Entries provided
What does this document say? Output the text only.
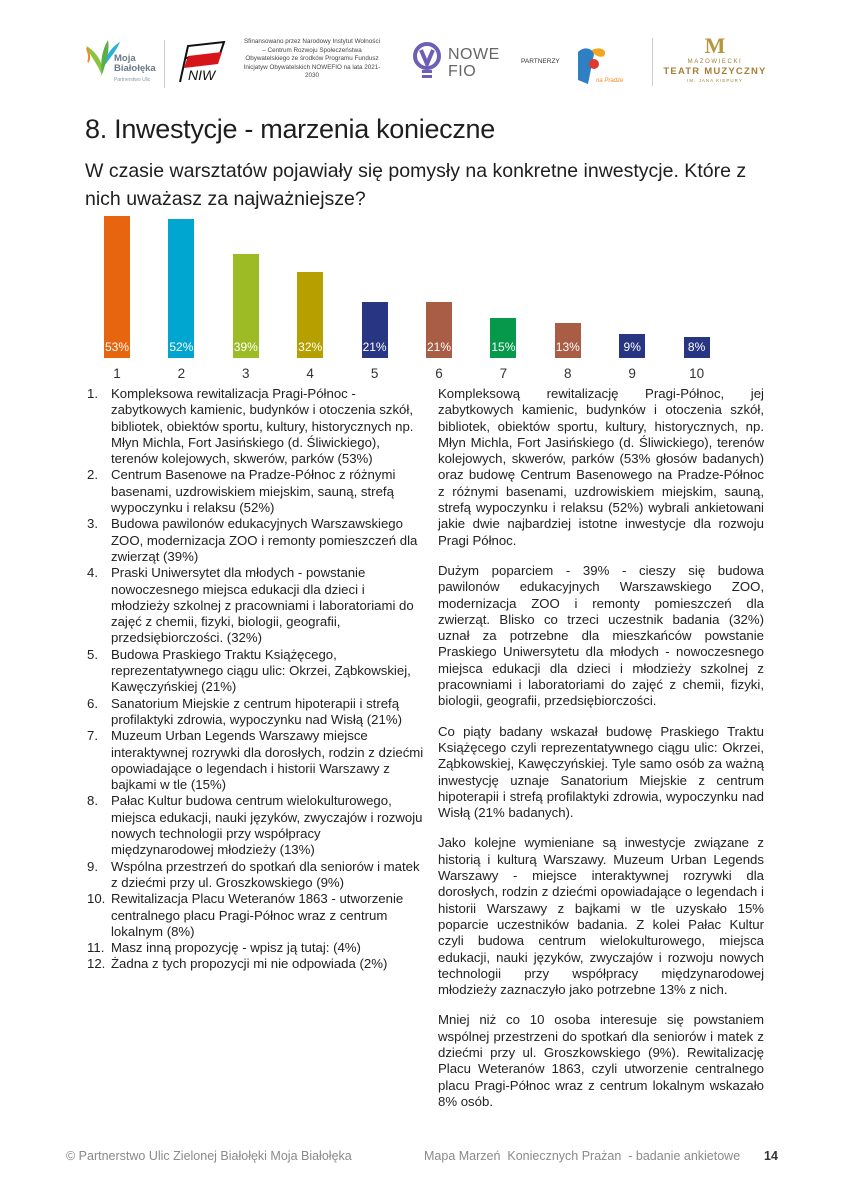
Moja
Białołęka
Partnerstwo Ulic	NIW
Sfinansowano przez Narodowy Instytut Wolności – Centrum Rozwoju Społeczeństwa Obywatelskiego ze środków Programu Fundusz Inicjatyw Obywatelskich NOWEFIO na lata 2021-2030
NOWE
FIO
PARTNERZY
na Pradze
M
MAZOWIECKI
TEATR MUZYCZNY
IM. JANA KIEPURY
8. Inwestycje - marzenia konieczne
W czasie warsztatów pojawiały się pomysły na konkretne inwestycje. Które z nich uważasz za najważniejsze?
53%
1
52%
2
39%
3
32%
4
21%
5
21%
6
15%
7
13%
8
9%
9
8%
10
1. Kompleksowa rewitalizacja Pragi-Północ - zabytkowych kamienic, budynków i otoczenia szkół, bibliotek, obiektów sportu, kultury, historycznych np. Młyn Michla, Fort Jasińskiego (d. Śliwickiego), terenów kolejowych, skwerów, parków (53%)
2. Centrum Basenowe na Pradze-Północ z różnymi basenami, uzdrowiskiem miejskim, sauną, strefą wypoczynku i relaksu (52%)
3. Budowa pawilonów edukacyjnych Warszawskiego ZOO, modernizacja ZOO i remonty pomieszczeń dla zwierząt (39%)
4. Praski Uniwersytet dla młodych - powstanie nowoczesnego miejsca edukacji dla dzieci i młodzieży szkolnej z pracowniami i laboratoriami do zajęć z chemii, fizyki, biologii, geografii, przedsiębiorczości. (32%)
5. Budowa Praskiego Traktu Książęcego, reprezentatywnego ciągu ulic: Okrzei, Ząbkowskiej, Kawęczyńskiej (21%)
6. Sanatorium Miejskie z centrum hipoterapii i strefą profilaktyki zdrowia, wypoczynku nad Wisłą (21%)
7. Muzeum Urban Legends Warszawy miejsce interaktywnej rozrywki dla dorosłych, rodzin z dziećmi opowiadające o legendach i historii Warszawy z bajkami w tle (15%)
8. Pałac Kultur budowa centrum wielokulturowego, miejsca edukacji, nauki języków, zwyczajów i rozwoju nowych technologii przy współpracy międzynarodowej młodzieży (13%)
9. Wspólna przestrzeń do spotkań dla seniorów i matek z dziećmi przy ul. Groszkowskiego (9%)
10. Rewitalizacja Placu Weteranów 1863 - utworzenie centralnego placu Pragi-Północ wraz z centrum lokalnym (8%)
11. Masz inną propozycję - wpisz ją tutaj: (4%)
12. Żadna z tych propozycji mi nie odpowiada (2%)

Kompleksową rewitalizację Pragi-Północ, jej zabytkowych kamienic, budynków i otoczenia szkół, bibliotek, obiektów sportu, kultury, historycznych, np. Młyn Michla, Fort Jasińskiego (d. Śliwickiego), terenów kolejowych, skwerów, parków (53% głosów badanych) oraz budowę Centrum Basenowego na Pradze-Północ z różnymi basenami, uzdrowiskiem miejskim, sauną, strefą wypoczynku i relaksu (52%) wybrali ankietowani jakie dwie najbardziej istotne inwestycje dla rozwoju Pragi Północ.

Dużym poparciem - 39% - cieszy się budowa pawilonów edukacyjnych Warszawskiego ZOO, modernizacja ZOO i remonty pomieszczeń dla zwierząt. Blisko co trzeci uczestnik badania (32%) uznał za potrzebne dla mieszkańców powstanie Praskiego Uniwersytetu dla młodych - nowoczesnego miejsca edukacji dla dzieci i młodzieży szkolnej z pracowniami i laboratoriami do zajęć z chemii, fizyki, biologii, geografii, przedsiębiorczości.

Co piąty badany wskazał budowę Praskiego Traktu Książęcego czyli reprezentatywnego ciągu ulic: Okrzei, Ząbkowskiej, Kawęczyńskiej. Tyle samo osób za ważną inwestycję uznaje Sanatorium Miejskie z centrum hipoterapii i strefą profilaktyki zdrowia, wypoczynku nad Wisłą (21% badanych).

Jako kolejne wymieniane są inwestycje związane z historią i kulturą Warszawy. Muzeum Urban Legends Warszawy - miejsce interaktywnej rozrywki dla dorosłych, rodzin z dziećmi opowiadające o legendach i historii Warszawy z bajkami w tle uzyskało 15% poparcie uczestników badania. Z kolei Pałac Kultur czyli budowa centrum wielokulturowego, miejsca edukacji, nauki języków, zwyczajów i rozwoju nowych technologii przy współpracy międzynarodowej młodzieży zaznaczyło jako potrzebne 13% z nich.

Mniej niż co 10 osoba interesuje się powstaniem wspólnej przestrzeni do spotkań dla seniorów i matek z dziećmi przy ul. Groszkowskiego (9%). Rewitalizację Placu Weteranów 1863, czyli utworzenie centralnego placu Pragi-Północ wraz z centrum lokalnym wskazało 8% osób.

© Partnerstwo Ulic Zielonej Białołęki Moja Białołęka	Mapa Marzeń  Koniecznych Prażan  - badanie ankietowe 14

* * *

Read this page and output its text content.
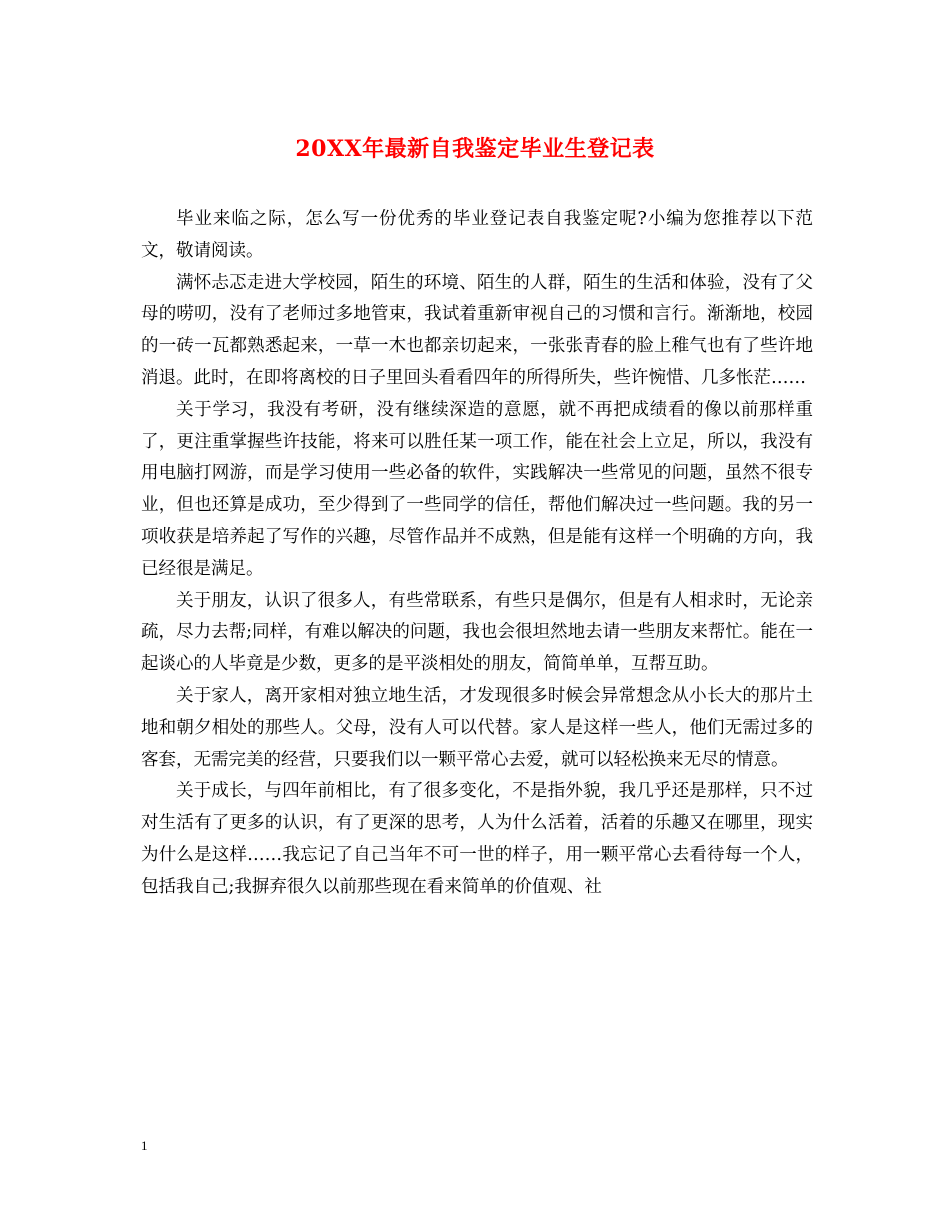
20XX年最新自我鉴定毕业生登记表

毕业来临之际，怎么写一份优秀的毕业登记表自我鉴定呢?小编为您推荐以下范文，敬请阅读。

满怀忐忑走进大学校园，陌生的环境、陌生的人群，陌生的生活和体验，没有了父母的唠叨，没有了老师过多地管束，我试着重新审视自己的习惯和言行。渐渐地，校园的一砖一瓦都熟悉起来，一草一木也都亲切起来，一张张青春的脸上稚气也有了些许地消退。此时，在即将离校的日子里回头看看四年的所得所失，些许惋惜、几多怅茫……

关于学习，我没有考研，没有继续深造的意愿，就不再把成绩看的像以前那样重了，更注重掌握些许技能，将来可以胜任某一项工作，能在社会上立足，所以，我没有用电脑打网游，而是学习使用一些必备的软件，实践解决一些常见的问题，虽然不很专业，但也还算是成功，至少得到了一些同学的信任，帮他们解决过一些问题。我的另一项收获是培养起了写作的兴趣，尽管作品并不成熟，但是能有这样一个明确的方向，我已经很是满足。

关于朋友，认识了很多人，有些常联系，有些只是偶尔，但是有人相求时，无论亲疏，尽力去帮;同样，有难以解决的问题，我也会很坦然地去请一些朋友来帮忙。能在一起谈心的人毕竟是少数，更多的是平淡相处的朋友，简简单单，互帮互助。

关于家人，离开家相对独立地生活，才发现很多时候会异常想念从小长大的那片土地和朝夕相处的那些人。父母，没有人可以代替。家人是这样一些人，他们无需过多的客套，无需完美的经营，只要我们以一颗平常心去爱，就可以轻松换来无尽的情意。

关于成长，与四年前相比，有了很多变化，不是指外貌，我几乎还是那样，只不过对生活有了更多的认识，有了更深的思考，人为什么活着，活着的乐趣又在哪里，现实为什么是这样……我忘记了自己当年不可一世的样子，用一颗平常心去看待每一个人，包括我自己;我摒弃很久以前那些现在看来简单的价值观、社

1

Written exercise
Write out every line from the entries where "Partnerstwo" appears.

Exercise solution
Partnerstwo Ulic	NIW
© Partnerstwo Ulic Zielonej Białołęki Moja Białołęka	Mapa Marzeń  Koniecznych Prażan  - badanie ankietowe 14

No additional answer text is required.